AVAILABLE RECORDS>
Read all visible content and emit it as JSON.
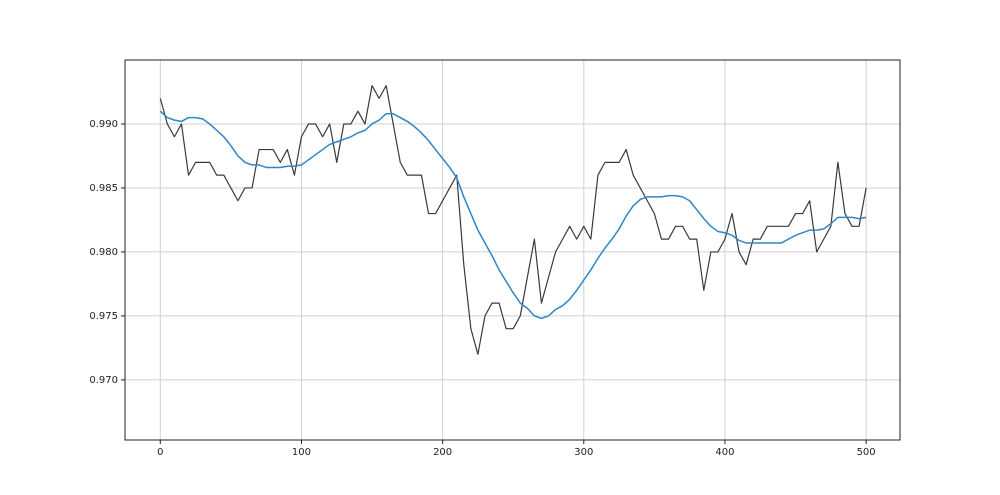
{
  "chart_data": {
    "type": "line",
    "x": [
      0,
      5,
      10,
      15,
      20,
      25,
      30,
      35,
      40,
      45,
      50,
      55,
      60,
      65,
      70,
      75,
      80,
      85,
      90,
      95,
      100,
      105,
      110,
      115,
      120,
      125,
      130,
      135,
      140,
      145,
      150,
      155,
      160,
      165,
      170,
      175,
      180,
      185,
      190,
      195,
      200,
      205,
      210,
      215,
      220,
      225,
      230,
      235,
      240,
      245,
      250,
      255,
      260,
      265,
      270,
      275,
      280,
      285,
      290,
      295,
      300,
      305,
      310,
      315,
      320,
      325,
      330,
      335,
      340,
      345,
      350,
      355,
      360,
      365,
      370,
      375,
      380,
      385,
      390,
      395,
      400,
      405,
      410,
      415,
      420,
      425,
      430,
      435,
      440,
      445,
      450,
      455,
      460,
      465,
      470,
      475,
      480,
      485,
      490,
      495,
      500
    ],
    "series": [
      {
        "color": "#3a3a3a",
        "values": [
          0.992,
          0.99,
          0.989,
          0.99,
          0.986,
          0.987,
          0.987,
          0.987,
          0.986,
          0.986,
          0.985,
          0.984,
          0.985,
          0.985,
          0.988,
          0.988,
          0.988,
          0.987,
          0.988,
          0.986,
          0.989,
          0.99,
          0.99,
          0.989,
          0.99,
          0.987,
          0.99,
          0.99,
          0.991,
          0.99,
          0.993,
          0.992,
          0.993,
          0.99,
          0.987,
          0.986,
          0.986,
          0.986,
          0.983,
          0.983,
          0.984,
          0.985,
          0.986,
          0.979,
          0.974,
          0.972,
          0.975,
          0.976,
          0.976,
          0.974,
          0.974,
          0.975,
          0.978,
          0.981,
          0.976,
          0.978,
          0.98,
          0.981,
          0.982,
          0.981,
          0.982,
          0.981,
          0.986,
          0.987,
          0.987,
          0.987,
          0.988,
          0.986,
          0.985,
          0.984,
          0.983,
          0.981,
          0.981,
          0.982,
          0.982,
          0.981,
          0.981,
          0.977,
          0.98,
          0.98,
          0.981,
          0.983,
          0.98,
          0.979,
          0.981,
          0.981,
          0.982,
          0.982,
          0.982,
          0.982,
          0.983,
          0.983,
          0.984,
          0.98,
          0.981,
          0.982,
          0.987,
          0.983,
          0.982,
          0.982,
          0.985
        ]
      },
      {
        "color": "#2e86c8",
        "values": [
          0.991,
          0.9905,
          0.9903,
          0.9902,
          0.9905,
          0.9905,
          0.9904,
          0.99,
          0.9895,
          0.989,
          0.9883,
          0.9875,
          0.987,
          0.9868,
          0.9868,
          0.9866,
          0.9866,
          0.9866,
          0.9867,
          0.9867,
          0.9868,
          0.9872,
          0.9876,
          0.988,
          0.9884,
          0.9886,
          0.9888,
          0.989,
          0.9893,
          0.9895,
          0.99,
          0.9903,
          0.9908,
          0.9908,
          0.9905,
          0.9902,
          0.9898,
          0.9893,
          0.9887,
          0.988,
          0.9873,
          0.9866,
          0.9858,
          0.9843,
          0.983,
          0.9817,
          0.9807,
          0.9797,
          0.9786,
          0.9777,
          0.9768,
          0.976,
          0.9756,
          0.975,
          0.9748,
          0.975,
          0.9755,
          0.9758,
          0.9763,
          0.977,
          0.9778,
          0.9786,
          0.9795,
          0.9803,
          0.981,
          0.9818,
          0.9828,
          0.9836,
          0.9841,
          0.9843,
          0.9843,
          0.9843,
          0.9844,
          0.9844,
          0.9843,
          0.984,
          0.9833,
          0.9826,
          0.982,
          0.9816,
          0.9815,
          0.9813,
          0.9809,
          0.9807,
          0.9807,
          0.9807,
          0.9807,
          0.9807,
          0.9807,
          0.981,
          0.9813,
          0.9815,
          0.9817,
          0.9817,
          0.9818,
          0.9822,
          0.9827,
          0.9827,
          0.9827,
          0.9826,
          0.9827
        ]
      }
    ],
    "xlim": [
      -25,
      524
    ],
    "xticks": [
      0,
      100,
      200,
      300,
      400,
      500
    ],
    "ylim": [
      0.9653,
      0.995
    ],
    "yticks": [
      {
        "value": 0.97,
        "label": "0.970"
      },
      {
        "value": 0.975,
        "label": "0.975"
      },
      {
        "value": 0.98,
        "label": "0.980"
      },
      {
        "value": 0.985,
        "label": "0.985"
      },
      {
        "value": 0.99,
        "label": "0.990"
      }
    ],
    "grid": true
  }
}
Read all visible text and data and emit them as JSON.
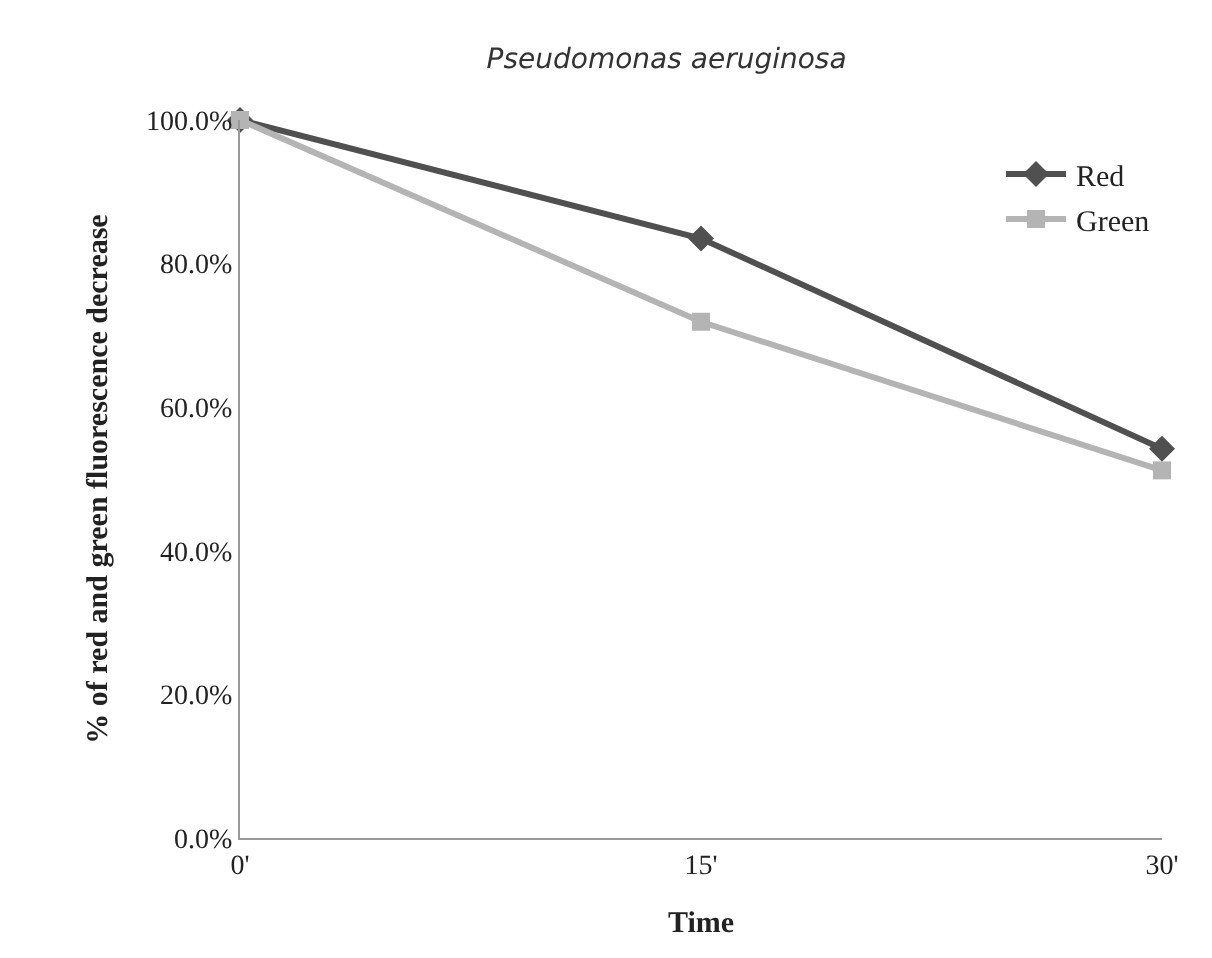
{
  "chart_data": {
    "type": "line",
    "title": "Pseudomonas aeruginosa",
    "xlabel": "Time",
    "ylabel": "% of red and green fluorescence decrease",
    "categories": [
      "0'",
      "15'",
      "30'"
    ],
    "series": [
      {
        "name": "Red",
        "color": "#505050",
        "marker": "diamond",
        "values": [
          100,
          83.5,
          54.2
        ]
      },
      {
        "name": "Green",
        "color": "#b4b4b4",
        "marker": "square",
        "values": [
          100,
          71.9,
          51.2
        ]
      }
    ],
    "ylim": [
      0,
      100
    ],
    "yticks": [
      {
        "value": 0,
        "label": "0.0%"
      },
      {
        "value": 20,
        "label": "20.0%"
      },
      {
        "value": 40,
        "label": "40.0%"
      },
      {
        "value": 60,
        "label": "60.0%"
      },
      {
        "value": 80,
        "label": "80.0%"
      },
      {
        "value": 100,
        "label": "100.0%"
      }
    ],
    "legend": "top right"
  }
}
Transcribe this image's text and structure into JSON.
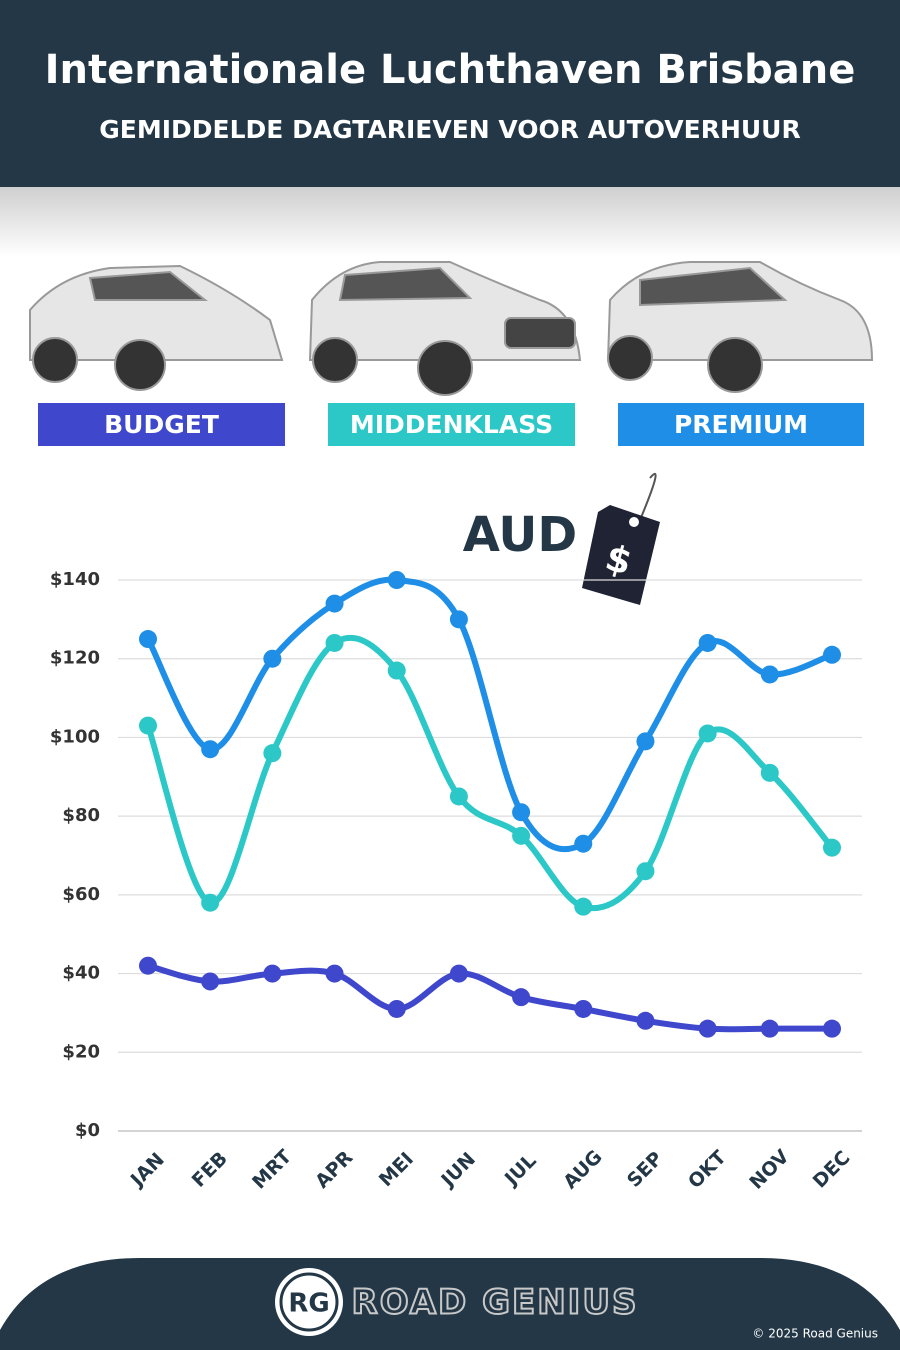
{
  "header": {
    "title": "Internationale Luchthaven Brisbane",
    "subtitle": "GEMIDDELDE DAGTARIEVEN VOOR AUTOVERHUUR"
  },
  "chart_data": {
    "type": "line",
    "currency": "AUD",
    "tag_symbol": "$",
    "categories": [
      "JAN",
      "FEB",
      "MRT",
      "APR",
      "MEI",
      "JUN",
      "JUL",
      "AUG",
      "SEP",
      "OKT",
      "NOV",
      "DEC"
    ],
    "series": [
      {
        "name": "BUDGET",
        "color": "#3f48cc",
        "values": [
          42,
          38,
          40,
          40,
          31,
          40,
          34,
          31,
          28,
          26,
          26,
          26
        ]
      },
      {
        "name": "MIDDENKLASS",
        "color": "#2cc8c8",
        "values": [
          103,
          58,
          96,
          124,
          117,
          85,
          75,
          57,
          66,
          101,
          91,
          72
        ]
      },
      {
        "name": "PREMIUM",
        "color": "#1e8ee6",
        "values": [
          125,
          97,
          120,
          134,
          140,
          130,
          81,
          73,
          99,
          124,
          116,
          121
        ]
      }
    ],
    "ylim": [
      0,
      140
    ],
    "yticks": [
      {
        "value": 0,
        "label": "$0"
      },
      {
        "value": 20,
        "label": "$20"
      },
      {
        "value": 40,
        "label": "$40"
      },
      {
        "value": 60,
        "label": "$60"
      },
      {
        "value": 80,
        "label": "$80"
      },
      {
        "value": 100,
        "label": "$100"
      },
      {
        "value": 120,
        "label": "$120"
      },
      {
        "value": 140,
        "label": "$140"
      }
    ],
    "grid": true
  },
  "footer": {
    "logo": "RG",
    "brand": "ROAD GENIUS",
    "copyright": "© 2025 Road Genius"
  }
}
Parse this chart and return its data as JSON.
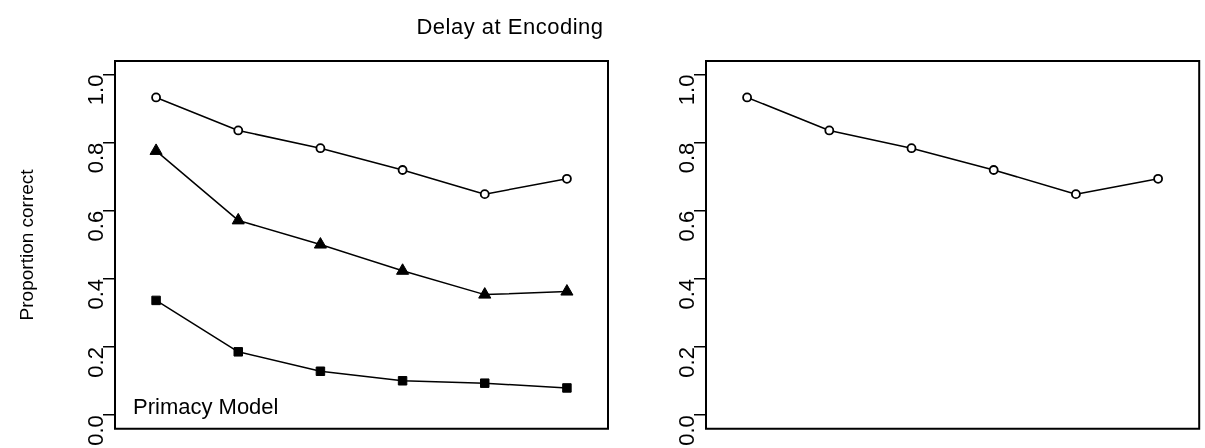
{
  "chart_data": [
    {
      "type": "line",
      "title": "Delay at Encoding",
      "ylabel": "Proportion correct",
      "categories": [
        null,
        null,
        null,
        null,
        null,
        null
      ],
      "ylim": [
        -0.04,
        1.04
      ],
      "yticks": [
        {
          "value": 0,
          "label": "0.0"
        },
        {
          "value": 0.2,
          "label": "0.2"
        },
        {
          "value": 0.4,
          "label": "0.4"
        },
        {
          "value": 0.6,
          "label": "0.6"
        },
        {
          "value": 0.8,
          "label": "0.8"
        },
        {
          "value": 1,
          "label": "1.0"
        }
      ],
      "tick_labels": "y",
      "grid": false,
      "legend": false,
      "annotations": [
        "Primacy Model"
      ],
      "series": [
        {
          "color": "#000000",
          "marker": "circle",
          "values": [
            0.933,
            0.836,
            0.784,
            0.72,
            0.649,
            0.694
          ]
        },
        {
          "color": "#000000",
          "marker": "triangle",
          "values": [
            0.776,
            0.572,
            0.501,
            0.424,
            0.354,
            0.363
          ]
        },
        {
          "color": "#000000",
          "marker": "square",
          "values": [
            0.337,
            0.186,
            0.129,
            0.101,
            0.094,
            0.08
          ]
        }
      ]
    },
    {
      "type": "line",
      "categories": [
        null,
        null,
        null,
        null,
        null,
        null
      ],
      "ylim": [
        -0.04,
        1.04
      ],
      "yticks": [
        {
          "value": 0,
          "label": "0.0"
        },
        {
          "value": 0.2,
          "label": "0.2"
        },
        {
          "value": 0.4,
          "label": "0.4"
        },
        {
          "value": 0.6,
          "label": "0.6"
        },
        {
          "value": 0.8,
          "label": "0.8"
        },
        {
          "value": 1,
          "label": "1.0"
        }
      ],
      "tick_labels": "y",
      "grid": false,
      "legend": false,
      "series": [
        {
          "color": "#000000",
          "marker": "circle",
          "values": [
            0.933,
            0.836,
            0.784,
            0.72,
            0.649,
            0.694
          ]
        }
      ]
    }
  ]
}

WORK TO BE COMPLETED>
Show all lines from the records above where the word "name" occurs.

SOLUTION FOR THIS PROBLEM>
        "name": "Red",
        "name": "Green",
        "name": "BUDGET",
        "name": "MIDDENKLASS",
        "name": "PREMIUM",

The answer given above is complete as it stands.